===== Trecho =====

- Análises recentes do vídeo divulgado pelo Departamento de Justiça dos Estados Unidos (DOJ) sobre Jeffrey Epstein revelaram edições significativas, contradizendo a alegação de que se tratava de material “bruto”.
- O vídeo foi montado a partir de dois arquivos, sendo que um dos clipes era aproximadamente dois minutos e cinquenta e três segundos mais longo que a versão final.
- A edição ocorreu antes de um intervalo de um minuto, que a procuradora-geral Pam Bondi atribuiu a um reinício do sistema de gravação.
- Metadados confirmaram que o vídeo foi editado e salvo várias vezes em um período de mais de três horas.
- A situação gerou reações adversas e alimentou teorias de conspiração sobre a morte de Epstein, que o DOJ e o FBI afirmam ter sido um suicídio.
Análise do Vídeo de Epstein Revela Edições Significativas
O caso de Jeffrey Epstein, acusado de tráfico sexual de menores, continua a gerar controvérsias após sua morte em 2019. Recentemente, análises do vídeo divulgado pelo Departamento de Justiça dos EUA (DOJ) indicaram que o material não é tão “bruto” quanto afirmado, apresentando cortes significativos.

===== Material de origem =====

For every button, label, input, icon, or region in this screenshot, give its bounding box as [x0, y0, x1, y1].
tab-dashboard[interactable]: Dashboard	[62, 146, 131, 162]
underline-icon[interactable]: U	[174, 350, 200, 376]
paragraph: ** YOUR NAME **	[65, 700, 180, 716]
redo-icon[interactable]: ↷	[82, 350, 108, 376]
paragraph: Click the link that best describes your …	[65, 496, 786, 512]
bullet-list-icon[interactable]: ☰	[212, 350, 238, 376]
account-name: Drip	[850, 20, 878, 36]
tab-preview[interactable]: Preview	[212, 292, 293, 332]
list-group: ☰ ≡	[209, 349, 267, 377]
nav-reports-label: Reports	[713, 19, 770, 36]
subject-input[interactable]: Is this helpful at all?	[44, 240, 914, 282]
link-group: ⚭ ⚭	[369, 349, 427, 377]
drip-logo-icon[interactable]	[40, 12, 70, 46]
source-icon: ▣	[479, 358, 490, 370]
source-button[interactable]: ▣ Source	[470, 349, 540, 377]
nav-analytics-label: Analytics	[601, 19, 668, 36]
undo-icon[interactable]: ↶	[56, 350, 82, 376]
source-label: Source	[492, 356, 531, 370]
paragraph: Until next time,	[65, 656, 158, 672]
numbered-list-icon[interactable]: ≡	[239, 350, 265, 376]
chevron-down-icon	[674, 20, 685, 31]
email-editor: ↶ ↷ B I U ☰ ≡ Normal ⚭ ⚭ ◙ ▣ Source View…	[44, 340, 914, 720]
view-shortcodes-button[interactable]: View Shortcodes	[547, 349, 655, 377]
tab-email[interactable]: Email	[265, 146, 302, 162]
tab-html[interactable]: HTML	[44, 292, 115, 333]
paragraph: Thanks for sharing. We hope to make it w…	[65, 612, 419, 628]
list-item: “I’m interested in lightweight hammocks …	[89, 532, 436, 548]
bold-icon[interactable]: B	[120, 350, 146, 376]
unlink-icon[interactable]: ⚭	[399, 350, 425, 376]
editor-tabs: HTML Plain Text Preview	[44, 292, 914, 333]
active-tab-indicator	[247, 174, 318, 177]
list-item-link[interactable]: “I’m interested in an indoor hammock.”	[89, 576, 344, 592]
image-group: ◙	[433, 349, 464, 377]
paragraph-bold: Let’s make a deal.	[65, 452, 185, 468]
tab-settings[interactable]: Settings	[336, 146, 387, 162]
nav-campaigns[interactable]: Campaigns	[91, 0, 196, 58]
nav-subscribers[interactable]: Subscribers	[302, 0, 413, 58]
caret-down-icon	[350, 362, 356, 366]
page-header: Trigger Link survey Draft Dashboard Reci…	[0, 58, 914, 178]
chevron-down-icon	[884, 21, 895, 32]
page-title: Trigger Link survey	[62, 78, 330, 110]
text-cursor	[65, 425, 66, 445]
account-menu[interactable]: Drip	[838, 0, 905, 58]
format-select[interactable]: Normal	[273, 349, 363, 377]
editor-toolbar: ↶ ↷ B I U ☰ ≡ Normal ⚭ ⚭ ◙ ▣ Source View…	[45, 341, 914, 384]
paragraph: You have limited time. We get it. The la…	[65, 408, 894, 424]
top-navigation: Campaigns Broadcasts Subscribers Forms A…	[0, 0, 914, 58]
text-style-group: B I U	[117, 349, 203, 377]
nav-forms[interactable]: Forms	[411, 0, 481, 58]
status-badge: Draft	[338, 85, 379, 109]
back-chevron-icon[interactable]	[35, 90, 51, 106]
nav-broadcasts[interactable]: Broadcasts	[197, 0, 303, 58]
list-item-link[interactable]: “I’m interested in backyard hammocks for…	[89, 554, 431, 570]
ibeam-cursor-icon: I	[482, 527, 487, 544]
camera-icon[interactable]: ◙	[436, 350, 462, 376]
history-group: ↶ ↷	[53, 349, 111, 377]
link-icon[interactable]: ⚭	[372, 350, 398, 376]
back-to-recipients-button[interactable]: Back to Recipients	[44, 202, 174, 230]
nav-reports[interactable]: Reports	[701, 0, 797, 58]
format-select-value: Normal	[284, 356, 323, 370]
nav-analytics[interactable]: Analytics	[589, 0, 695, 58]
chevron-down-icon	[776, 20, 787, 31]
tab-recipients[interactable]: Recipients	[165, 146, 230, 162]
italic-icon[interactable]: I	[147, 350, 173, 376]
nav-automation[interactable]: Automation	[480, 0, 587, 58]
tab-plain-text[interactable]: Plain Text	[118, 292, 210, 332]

=====

- **Tarefa A**
No trecho sobre o vídeo de Epstein, a que a procuradora-geral Pam Bondi atribuiu o intervalo de um minuto?
- **Tarefa B**
Prossiga com o trecho sobre a análise do vídeo de Epstein a partir da última frase apresentada.

- **Resposta A**
A um reinício do sistema de gravação.

- **Resposta B**
A investigação revelou que o vídeo foi montado a partir de dois arquivos, contradizendo a alegação do DOJ. Um dos clipes, que mostrava imagens de 9 de agosto de 2019, era aproximadamente 2 minutos e 53 segundos mais longo do que a versão final. Essa edição ocorreu antes de um intervalo de um minuto, que a procuradora-geral Pam Bondi atribuiu a um reinício do sistema de gravação.
Edições e Discrepâncias
A análise de metadados confirmou que o vídeo foi editado e salvo várias vezes em um período de mais de três horas. O primeiro clipe, que deveria ter capturado eventos cruciais, foi cortado justo antes da marca de 11h58min58s, coincidentemente antes do famoso intervalo de um minuto. O segundo clipe começa exatamente à meia-noite, sugerindo que os dois se sobrepõem.
A divulgação do vídeo ocorreu em um momento de tensão política, com aliados de Donald Trump especulando sobre novas evidências relacionadas à morte de Epstein. O DOJ e o FBI reafirmaram que não existe uma “lista de clientes” incriminatória e que Epstein morreu por suicídio, o que gerou reações adversas de influenciadores e figuras da mídia próximas a Trump.
Reações e Implicações
Após a divulgação, Trump defendeu Bondi, afirmando que ela estava realizando um “trabalho fantástico”. A situação se complica ainda mais com a confirmação de que apenas duas câmeras estavam operacionais na área onde Epstein estava detido, e que o sistema de vigilância era obsoleto e frequentemente apresentava falhas.
A controvérsia em torno do vídeo e das circunstâncias da morte de Epstein continua a alimentar teorias de conspiração e desconfiança em relação às autoridades. A falta de transparência e as edições no material levantam questões sobre o que realmente ocorreu na noite de sua morte.